(Data entries)
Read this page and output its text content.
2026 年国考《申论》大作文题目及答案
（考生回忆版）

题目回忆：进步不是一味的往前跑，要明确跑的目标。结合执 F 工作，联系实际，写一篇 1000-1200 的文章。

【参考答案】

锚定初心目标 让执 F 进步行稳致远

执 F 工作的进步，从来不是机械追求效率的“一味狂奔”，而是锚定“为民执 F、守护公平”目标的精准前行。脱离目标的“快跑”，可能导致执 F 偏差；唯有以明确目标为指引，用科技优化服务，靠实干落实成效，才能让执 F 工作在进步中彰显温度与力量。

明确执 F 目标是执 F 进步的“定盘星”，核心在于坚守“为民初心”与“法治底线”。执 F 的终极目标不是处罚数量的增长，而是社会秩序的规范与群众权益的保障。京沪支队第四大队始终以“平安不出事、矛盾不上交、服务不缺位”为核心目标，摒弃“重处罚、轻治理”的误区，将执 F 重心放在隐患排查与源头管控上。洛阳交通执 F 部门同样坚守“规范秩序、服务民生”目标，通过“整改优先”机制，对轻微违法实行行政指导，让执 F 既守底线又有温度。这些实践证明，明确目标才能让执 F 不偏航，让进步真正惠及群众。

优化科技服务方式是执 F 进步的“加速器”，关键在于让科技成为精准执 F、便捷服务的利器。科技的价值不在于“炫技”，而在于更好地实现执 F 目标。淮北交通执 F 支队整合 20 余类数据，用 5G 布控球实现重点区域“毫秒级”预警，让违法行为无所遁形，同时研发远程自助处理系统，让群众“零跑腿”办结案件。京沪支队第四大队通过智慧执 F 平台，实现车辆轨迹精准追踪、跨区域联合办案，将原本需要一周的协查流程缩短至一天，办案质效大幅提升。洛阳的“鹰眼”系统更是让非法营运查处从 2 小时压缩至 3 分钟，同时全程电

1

§ **Required task**
Exactly as shown above, return every record.

§ **Reply**
Read this page and output its text content.
2026 年国考《申论》大作文题目及答案
（考生回忆版）

题目回忆：进步不是一味的往前跑，要明确跑的目标。结合执 F 工作，联系实际，写一篇 1000-1200 的文章。

【参考答案】

锚定初心目标 让执 F 进步行稳致远

执 F 工作的进步，从来不是机械追求效率的“一味狂奔”，而是锚定“为民执 F、守护公平”目标的精准前行。脱离目标的“快跑”，可能导致执 F 偏差；唯有以明确目标为指引，用科技优化服务，靠实干落实成效，才能让执 F 工作在进步中彰显温度与力量。

明确执 F 目标是执 F 进步的“定盘星”，核心在于坚守“为民初心”与“法治底线”。执 F 的终极目标不是处罚数量的增长，而是社会秩序的规范与群众权益的保障。京沪支队第四大队始终以“平安不出事、矛盾不上交、服务不缺位”为核心目标，摒弃“重处罚、轻治理”的误区，将执 F 重心放在隐患排查与源头管控上。洛阳交通执 F 部门同样坚守“规范秩序、服务民生”目标，通过“整改优先”机制，对轻微违法实行行政指导，让执 F 既守底线又有温度。这些实践证明，明确目标才能让执 F 不偏航，让进步真正惠及群众。

优化科技服务方式是执 F 进步的“加速器”，关键在于让科技成为精准执 F、便捷服务的利器。科技的价值不在于“炫技”，而在于更好地实现执 F 目标。淮北交通执 F 支队整合 20 余类数据，用 5G 布控球实现重点区域“毫秒级”预警，让违法行为无所遁形，同时研发远程自助处理系统，让群众“零跑腿”办结案件。京沪支队第四大队通过智慧执 F 平台，实现车辆轨迹精准追踪、跨区域联合办案，将原本需要一周的协查流程缩短至一天，办案质效大幅提升。洛阳的“鹰眼”系统更是让非法营运查处从 2 小时压缩至 3 分钟，同时全程电

1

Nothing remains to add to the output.